== REQUIREMENTS ==
1. In the Aether architecture text, what is the very first thing it says about Aether?
2. In the Aether architecture text, switch "Aether" to "Nexus" and give the passage between "This section gives" and "are talking to.", inclusive.

== EXCERPTED TEXT ==
This section gives a quick introduction to the architecture of Aether.

The basic overview

This is what you'd tell about Aether to your mom.

The first, first thing is that Aether is an app, not a website.

Why? Think of a website. When you type in www.example.com on your browser, your browser finds the computer example.com lives on, and connects to that. If you’re talking to someone over, let’s say, slack.com, what happens is that you send your message to there, and then Slack sends it to the person you are talking to.

So you have a server between you and the person you’re talking to. This is how the web works.

Aether doesn’t do that. If you’re posting on Aether, you’re publishing content directly on your device, and other devices connect to your device to get that content, and then they share that content forward. So there’s no central server involved. Everyone keeps a copy of the data, and when new posts are added, everyone gets the new post and passes it on.

Why does that matter, though? Being peer to peer is cool, but what actual problem does it solve?

(Excerpts from a layout annotation set)
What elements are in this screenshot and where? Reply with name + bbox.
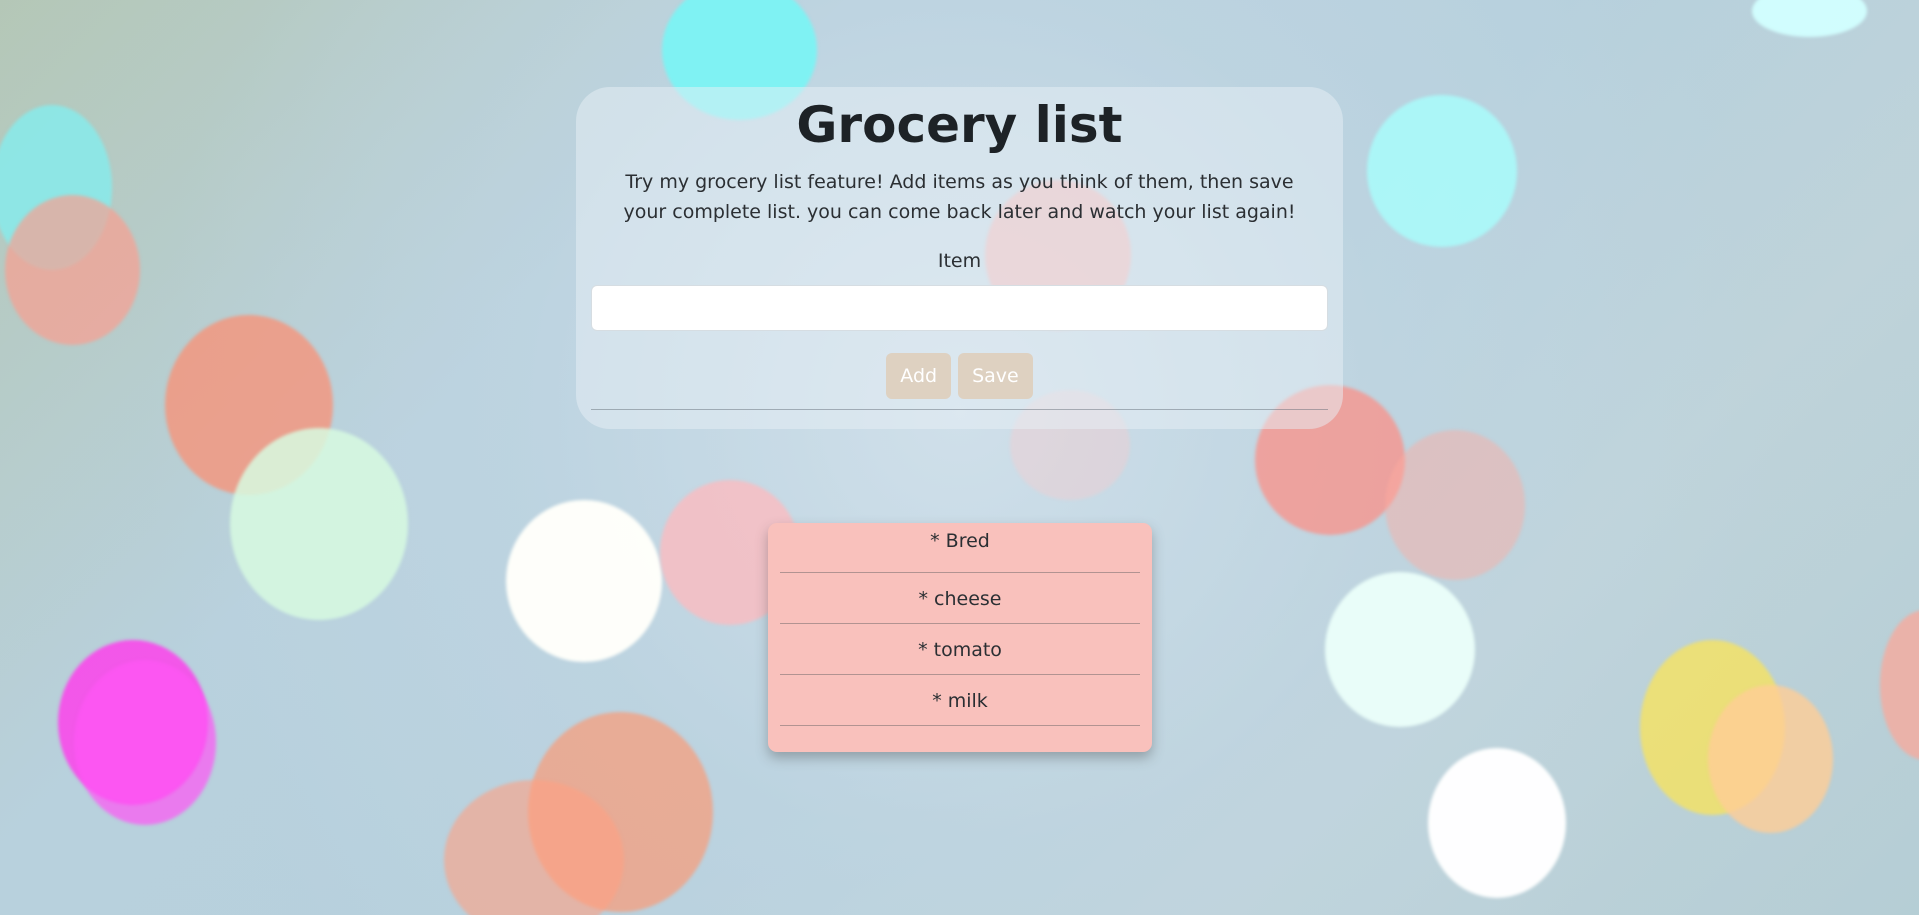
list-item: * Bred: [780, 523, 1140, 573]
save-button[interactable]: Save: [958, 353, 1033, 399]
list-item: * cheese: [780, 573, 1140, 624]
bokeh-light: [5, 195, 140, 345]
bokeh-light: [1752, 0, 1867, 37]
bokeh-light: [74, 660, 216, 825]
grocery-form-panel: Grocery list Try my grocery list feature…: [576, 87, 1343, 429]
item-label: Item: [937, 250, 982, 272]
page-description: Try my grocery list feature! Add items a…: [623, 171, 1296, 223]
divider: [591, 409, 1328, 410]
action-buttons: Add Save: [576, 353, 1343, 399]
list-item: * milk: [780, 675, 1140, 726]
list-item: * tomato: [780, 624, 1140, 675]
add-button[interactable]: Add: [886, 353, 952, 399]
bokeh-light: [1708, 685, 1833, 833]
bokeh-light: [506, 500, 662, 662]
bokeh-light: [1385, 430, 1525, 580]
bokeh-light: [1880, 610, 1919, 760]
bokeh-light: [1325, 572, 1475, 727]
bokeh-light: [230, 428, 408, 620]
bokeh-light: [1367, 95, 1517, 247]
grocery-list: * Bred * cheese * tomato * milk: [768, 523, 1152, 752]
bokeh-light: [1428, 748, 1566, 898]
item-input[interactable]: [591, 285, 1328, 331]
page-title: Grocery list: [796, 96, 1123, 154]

== SOLUTIONS BELOW ==
1. Aether is an app, not a website.

2.
This section gives a quick introduction to the architecture of Nexus.

The basic overview

This is what you'd tell about Nexus to your mom.

The first, first thing is that Nexus is an app, not a website.

Why? Think of a website. When you type in www.example.com on your browser, your browser finds the computer example.com lives on, and connects to that. If you’re talking to someone over, let’s say, slack.com, what happens is that you send your message to there, and then Slack sends it to the person you are talking to.